Search the listing for "JSON" and copy every line where it appears.

====== Records provided ======

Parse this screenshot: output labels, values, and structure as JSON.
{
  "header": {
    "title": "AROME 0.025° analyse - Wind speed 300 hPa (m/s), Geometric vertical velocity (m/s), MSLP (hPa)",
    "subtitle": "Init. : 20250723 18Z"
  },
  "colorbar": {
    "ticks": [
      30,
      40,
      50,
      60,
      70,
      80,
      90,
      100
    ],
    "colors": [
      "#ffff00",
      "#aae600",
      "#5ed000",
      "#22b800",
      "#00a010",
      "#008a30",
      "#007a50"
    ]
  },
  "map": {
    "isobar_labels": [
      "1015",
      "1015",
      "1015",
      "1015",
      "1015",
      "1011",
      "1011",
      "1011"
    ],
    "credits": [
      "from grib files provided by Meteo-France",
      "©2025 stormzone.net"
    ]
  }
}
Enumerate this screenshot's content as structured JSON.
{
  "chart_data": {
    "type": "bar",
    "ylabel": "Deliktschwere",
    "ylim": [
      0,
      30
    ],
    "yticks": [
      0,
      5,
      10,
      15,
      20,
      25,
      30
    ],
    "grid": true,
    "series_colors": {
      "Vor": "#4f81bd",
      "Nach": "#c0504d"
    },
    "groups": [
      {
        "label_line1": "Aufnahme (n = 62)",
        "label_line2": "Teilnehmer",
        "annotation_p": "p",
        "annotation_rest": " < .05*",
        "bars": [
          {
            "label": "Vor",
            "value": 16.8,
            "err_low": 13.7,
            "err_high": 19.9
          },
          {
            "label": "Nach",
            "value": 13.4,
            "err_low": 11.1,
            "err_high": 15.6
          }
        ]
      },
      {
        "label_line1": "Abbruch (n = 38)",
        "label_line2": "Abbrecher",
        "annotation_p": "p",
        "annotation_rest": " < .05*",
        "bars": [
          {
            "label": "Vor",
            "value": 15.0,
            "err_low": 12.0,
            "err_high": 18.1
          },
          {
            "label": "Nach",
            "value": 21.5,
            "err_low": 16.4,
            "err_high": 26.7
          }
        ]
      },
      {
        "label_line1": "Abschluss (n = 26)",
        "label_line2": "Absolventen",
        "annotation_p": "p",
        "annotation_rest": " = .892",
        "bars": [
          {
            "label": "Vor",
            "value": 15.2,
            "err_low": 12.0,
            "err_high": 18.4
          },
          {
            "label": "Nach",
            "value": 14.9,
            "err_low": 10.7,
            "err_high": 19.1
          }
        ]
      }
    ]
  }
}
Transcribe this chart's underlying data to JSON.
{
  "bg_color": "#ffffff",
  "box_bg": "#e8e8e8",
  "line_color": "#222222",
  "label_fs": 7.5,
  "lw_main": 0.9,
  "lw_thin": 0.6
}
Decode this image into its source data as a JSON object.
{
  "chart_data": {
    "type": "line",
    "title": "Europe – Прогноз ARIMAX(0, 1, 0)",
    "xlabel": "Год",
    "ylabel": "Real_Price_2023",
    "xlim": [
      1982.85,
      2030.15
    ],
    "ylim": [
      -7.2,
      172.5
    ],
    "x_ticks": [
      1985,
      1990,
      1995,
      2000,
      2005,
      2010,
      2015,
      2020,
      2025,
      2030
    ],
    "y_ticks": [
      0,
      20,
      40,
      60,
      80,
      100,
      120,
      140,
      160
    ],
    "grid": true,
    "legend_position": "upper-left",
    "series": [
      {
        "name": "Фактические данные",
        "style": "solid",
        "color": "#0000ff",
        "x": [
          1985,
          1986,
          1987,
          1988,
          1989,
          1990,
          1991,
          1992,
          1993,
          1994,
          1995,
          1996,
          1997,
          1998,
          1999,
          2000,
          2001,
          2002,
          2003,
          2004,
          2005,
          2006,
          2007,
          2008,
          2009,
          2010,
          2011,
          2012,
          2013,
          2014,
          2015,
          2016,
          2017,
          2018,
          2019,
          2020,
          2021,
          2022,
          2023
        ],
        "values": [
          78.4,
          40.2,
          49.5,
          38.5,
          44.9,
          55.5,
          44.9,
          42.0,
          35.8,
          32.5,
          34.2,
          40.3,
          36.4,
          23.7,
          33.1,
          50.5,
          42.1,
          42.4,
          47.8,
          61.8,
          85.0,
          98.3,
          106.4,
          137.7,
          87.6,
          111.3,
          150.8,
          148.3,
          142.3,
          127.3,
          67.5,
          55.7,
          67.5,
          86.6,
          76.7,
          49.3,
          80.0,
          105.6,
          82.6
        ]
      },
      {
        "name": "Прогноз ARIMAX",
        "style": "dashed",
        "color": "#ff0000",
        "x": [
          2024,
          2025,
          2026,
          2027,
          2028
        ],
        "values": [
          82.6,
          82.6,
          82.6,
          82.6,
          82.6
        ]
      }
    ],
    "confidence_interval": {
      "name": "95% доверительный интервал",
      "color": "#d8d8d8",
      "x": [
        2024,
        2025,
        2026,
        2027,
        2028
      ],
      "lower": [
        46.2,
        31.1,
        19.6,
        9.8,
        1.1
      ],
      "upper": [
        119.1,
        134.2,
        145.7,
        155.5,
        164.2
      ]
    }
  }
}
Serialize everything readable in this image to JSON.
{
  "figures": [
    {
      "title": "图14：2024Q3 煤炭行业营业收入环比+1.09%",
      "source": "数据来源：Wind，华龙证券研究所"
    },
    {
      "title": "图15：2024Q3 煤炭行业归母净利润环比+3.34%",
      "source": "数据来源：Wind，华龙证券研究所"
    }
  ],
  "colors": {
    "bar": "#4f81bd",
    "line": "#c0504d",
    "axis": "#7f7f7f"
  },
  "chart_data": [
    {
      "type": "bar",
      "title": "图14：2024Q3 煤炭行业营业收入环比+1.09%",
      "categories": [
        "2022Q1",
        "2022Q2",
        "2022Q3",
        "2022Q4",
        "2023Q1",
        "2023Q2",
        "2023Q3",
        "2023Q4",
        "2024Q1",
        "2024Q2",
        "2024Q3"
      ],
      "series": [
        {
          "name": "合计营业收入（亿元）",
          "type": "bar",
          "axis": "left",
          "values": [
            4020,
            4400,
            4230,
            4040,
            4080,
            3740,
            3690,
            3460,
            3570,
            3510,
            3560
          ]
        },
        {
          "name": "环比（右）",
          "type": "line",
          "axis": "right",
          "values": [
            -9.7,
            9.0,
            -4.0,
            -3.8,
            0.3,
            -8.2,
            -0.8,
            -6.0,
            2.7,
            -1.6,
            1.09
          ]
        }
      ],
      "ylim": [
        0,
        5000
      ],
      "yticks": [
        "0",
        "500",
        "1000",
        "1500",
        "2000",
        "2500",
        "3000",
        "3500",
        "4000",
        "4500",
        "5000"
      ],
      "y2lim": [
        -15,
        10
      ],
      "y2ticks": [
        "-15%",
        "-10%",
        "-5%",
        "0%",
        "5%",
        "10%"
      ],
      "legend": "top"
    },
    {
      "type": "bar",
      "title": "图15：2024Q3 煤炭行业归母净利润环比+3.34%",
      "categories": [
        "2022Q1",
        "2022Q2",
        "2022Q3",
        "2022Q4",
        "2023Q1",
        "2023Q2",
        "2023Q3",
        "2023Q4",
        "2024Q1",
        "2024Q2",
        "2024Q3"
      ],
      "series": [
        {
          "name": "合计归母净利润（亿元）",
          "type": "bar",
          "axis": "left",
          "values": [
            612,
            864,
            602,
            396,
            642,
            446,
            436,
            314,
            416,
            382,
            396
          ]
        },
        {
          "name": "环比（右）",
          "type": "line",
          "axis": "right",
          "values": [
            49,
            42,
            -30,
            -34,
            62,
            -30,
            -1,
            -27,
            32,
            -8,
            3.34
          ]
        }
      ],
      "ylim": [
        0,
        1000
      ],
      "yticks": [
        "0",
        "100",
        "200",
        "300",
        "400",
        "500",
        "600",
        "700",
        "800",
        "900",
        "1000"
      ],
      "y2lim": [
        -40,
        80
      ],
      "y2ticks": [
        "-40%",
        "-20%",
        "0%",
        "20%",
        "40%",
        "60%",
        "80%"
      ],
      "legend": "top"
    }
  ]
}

======

Reply to the exercise =
Parse this screenshot: output labels, values, and structure as JSON.
Enumerate this screenshot's content as structured JSON.
Transcribe this chart's underlying data to JSON.
Decode this image into its source data as a JSON object.
Serialize everything readable in this image to JSON.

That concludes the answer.